◆ **DATA SHOWN**:

* START *

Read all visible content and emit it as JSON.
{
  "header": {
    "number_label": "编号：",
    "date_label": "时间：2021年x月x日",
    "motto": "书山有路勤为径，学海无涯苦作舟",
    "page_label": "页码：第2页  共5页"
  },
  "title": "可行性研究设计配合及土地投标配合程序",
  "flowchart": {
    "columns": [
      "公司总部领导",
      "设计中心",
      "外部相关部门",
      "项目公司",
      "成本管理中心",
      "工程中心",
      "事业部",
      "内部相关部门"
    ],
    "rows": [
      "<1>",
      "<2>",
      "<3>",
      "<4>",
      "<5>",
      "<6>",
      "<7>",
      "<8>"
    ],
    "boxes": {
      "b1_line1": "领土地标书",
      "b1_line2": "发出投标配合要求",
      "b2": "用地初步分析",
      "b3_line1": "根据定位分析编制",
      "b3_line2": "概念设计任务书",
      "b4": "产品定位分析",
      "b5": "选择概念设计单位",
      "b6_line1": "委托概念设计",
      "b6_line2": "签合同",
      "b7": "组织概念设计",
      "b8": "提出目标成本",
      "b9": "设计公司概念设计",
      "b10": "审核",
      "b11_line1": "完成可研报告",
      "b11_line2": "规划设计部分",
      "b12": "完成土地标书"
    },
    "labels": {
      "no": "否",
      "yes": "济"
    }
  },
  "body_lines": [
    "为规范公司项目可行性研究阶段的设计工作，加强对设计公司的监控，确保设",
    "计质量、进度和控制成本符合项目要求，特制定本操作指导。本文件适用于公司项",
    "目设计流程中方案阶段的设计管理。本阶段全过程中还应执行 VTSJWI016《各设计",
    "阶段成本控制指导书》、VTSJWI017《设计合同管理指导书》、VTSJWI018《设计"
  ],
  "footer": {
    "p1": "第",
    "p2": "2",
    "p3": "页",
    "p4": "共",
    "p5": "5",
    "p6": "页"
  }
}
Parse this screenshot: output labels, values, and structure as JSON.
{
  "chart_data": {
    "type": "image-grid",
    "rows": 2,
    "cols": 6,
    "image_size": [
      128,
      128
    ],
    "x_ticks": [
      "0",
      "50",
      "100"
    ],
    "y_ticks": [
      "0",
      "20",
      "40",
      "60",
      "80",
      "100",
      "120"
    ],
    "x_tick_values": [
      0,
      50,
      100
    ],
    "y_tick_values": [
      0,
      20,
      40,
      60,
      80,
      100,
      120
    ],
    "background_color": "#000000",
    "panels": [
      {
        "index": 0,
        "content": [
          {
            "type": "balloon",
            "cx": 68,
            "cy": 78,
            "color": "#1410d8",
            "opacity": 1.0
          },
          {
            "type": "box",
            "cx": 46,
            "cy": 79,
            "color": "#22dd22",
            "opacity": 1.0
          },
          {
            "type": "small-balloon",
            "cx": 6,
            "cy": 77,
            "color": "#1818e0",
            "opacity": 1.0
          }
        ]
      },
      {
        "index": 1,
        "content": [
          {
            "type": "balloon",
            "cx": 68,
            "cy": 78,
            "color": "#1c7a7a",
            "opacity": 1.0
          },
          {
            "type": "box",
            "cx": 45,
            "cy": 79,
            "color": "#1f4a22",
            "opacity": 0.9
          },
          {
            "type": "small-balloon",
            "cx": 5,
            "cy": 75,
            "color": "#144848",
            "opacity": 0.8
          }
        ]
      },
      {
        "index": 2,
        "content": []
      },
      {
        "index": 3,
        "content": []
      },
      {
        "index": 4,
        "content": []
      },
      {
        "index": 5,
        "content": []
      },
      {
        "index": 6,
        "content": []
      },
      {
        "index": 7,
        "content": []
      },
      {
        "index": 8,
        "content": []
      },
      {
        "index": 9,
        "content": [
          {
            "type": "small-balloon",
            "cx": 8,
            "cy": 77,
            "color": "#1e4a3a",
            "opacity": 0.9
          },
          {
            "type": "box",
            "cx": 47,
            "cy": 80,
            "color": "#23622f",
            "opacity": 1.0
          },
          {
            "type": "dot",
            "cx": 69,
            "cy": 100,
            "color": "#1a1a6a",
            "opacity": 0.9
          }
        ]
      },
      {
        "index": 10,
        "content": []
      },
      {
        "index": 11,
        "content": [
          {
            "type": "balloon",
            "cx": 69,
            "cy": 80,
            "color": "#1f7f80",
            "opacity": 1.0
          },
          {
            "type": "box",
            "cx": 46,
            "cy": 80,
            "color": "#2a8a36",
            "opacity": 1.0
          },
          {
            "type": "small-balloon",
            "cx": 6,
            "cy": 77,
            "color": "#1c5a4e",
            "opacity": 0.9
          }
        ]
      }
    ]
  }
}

* END *

◆ **PROBLEM REQUIREMENTS**:
Repeat all the records. Match each line exactly.

◆ **EXERCISE ANSWER**:
Read all visible content and emit it as JSON.
{
  "header": {
    "number_label": "编号：",
    "date_label": "时间：2021年x月x日",
    "motto": "书山有路勤为径，学海无涯苦作舟",
    "page_label": "页码：第2页  共5页"
  },
  "title": "可行性研究设计配合及土地投标配合程序",
  "flowchart": {
    "columns": [
      "公司总部领导",
      "设计中心",
      "外部相关部门",
      "项目公司",
      "成本管理中心",
      "工程中心",
      "事业部",
      "内部相关部门"
    ],
    "rows": [
      "<1>",
      "<2>",
      "<3>",
      "<4>",
      "<5>",
      "<6>",
      "<7>",
      "<8>"
    ],
    "boxes": {
      "b1_line1": "领土地标书",
      "b1_line2": "发出投标配合要求",
      "b2": "用地初步分析",
      "b3_line1": "根据定位分析编制",
      "b3_line2": "概念设计任务书",
      "b4": "产品定位分析",
      "b5": "选择概念设计单位",
      "b6_line1": "委托概念设计",
      "b6_line2": "签合同",
      "b7": "组织概念设计",
      "b8": "提出目标成本",
      "b9": "设计公司概念设计",
      "b10": "审核",
      "b11_line1": "完成可研报告",
      "b11_line2": "规划设计部分",
      "b12": "完成土地标书"
    },
    "labels": {
      "no": "否",
      "yes": "济"
    }
  },
  "body_lines": [
    "为规范公司项目可行性研究阶段的设计工作，加强对设计公司的监控，确保设",
    "计质量、进度和控制成本符合项目要求，特制定本操作指导。本文件适用于公司项",
    "目设计流程中方案阶段的设计管理。本阶段全过程中还应执行 VTSJWI016《各设计",
    "阶段成本控制指导书》、VTSJWI017《设计合同管理指导书》、VTSJWI018《设计"
  ],
  "footer": {
    "p1": "第",
    "p2": "2",
    "p3": "页",
    "p4": "共",
    "p5": "5",
    "p6": "页"
  }
}
Parse this screenshot: output labels, values, and structure as JSON.
{
  "chart_data": {
    "type": "image-grid",
    "rows": 2,
    "cols": 6,
    "image_size": [
      128,
      128
    ],
    "x_ticks": [
      "0",
      "50",
      "100"
    ],
    "y_ticks": [
      "0",
      "20",
      "40",
      "60",
      "80",
      "100",
      "120"
    ],
    "x_tick_values": [
      0,
      50,
      100
    ],
    "y_tick_values": [
      0,
      20,
      40,
      60,
      80,
      100,
      120
    ],
    "background_color": "#000000",
    "panels": [
      {
        "index": 0,
        "content": [
          {
            "type": "balloon",
            "cx": 68,
            "cy": 78,
            "color": "#1410d8",
            "opacity": 1.0
          },
          {
            "type": "box",
            "cx": 46,
            "cy": 79,
            "color": "#22dd22",
            "opacity": 1.0
          },
          {
            "type": "small-balloon",
            "cx": 6,
            "cy": 77,
            "color": "#1818e0",
            "opacity": 1.0
          }
        ]
      },
      {
        "index": 1,
        "content": [
          {
            "type": "balloon",
            "cx": 68,
            "cy": 78,
            "color": "#1c7a7a",
            "opacity": 1.0
          },
          {
            "type": "box",
            "cx": 45,
            "cy": 79,
            "color": "#1f4a22",
            "opacity": 0.9
          },
          {
            "type": "small-balloon",
            "cx": 5,
            "cy": 75,
            "color": "#144848",
            "opacity": 0.8
          }
        ]
      },
      {
        "index": 2,
        "content": []
      },
      {
        "index": 3,
        "content": []
      },
      {
        "index": 4,
        "content": []
      },
      {
        "index": 5,
        "content": []
      },
      {
        "index": 6,
        "content": []
      },
      {
        "index": 7,
        "content": []
      },
      {
        "index": 8,
        "content": []
      },
      {
        "index": 9,
        "content": [
          {
            "type": "small-balloon",
            "cx": 8,
            "cy": 77,
            "color": "#1e4a3a",
            "opacity": 0.9
          },
          {
            "type": "box",
            "cx": 47,
            "cy": 80,
            "color": "#23622f",
            "opacity": 1.0
          },
          {
            "type": "dot",
            "cx": 69,
            "cy": 100,
            "color": "#1a1a6a",
            "opacity": 0.9
          }
        ]
      },
      {
        "index": 10,
        "content": []
      },
      {
        "index": 11,
        "content": [
          {
            "type": "balloon",
            "cx": 69,
            "cy": 80,
            "color": "#1f7f80",
            "opacity": 1.0
          },
          {
            "type": "box",
            "cx": 46,
            "cy": 80,
            "color": "#2a8a36",
            "opacity": 1.0
          },
          {
            "type": "small-balloon",
            "cx": 6,
            "cy": 77,
            "color": "#1c5a4e",
            "opacity": 0.9
          }
        ]
      }
    ]
  }
}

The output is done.